Data excerpts:
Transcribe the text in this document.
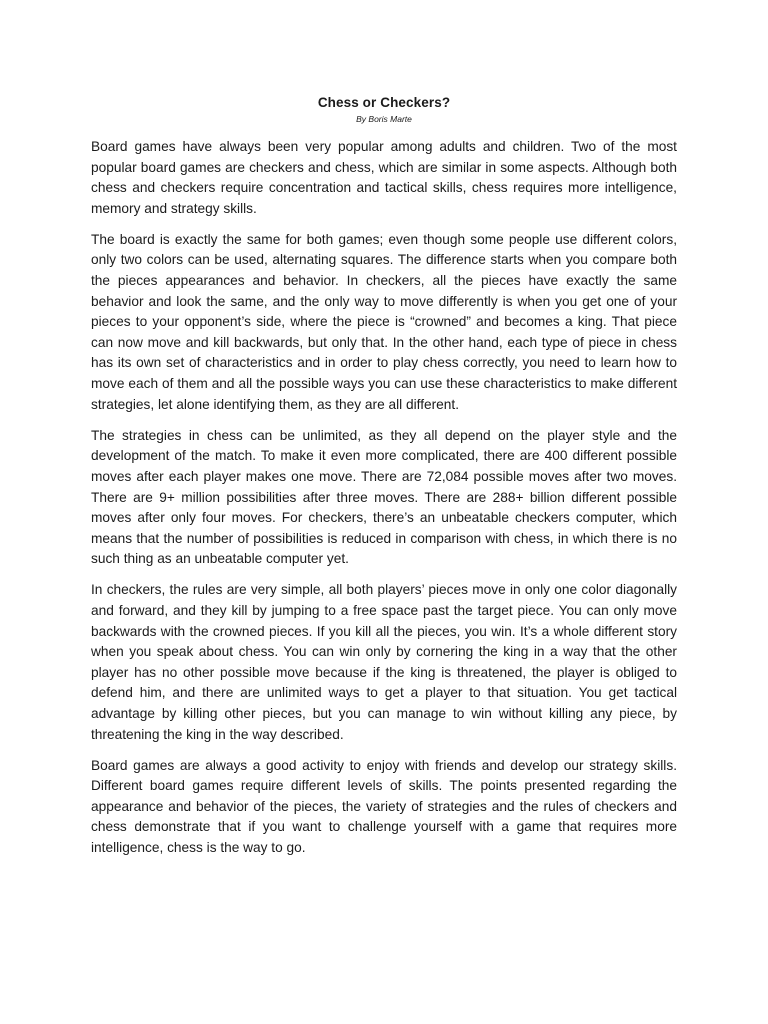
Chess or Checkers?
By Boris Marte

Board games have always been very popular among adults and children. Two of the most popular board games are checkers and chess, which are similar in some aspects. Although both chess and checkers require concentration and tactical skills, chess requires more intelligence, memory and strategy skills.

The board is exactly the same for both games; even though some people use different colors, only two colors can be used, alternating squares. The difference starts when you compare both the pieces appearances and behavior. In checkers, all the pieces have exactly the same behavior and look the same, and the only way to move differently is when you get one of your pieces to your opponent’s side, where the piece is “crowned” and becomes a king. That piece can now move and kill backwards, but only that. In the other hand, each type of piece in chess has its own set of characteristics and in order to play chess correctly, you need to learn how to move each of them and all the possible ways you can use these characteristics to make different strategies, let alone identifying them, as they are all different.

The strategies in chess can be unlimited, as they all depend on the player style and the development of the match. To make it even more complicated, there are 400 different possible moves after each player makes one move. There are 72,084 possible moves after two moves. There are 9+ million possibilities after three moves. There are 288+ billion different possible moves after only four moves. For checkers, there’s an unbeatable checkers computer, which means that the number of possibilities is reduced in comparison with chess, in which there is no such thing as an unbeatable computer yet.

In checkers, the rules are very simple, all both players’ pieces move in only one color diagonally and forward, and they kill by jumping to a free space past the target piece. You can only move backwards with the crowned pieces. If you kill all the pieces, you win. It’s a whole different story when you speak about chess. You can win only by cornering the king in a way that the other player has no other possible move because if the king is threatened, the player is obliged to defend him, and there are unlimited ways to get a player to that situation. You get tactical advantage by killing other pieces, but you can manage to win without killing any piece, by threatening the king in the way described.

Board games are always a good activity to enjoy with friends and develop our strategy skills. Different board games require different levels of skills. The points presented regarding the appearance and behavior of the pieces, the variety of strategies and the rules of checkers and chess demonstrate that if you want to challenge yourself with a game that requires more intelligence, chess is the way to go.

---

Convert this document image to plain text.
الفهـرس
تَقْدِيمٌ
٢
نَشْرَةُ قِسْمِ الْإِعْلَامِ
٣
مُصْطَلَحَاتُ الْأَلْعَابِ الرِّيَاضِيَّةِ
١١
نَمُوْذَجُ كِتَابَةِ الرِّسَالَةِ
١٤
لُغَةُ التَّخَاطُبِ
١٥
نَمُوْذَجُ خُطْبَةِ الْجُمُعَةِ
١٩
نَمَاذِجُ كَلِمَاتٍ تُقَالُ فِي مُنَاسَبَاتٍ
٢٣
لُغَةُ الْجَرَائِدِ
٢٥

Work required: Scan the lines for the string "this". Pick out every line that has it.

Exercise answer:
Transcribe the text in this document.
Convert this document image to plain text.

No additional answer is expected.